_WHAT IS ASKED_
Write out each line exactly as given. Leave the pictures out of your copy.

....

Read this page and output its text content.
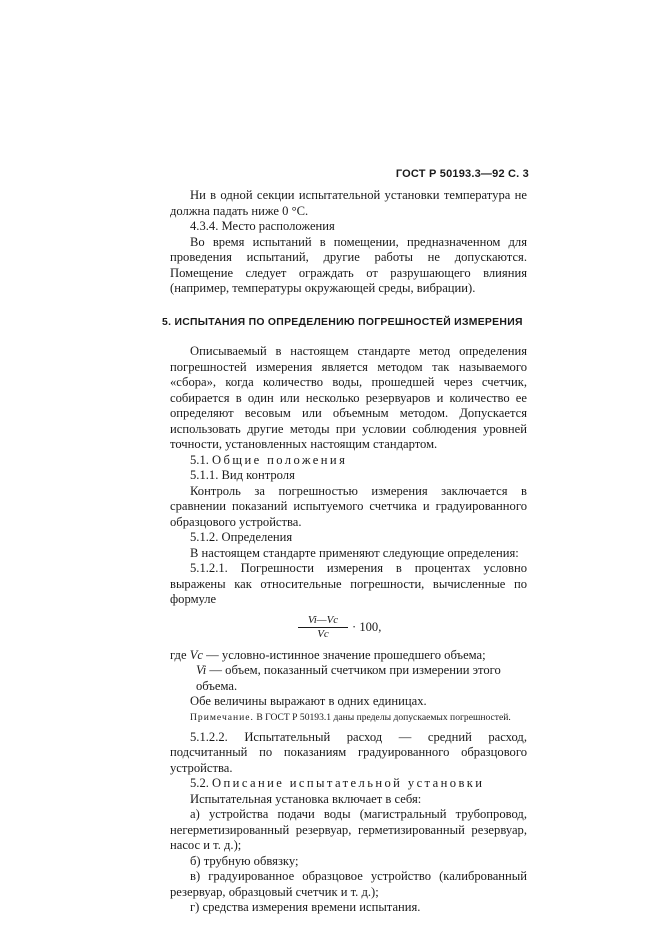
ГОСТ Р 50193.3—92 С. 3

Ни в одной секции испытательной установки температура не должна падать ниже 0 °С.

4.3.4. Место расположения

Во время испытаний в помещении, предназначенном для проведения испытаний, другие работы не допускаются. Помещение следует ограждать от разрушающего влияния (например, температуры окружающей среды, вибрации).

5. ИСПЫТАНИЯ ПО ОПРЕДЕЛЕНИЮ ПОГРЕШНОСТЕЙ ИЗМЕРЕНИЯ

Описываемый в настоящем стандарте метод определения погрешностей измерения является методом так называемого «сбора», когда количество воды, прошедшей через счетчик, собирается в один или несколько резервуаров и количество ее определяют весовым или объемным методом. Допускается использовать другие методы при условии соблюдения уровней точности, установленных настоящим стандартом.

5.1. Общие положения

5.1.1. Вид контроля

Контроль за погрешностью измерения заключается в сравнении показаний испытуемого счетчика и градуированного образцового устройства.

5.1.2. Определения

В настоящем стандарте применяют следующие определения:

5.1.2.1. Погрешности измерения в процентах условно выражены как относительные погрешности, вычисленные по формуле

$\frac{Vi—Vc}{Vc} \cdot 100$,
где Vc — условно-истинное значение прошедшего объема;
Vi — объем, показанный счетчиком при измерении этого объема.

Обе величины выражают в одних единицах.

Примечание. В ГОСТ Р 50193.1 даны пределы допускаемых погрешностей.

5.1.2.2. Испытательный расход — средний расход, подсчитанный по показаниям градуированного образцового устройства.

5.2. Описание испытательной установки

Испытательная установка включает в себя:

а) устройства подачи воды (магистральный трубопровод, негерметизированный резервуар, герметизированный резервуар, насос и т. д.);

б) трубную обвязку;

в) градуированное образцовое устройство (калиброванный резервуар, образцовый счетчик и т. д.);

г) средства измерения времени испытания.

....

_FINISHED ANSWER_
Read this page and output its text content.
ГОСТ Р 50193.3—92 С. 3

Ни в одной секции испытательной установки температура не должна падать ниже 0 °С.

4.3.4. Место расположения

Во время испытаний в помещении, предназначенном для проведения испытаний, другие работы не допускаются. Помещение следует ограждать от разрушающего влияния (например, температуры окружающей среды, вибрации).

5. ИСПЫТАНИЯ ПО ОПРЕДЕЛЕНИЮ ПОГРЕШНОСТЕЙ ИЗМЕРЕНИЯ

Описываемый в настоящем стандарте метод определения погрешностей измерения является методом так называемого «сбора», когда количество воды, прошедшей через счетчик, собирается в один или несколько резервуаров и количество ее определяют весовым или объемным методом. Допускается использовать другие методы при условии соблюдения уровней точности, установленных настоящим стандартом.

5.1. Общие положения

5.1.1. Вид контроля

Контроль за погрешностью измерения заключается в сравнении показаний испытуемого счетчика и градуированного образцового устройства.

5.1.2. Определения

В настоящем стандарте применяют следующие определения:

5.1.2.1. Погрешности измерения в процентах условно выражены как относительные погрешности, вычисленные по формуле

$\frac{Vi—Vc}{Vc} \cdot 100$,
где Vc — условно-истинное значение прошедшего объема;
Vi — объем, показанный счетчиком при измерении этого объема.

Обе величины выражают в одних единицах.

Примечание. В ГОСТ Р 50193.1 даны пределы допускаемых погрешностей.

5.1.2.2. Испытательный расход — средний расход, подсчитанный по показаниям градуированного образцового устройства.

5.2. Описание испытательной установки

Испытательная установка включает в себя:

а) устройства подачи воды (магистральный трубопровод, негерметизированный резервуар, герметизированный резервуар, насос и т. д.);

б) трубную обвязку;

в) градуированное образцовое устройство (калиброванный резервуар, образцовый счетчик и т. д.);

г) средства измерения времени испытания.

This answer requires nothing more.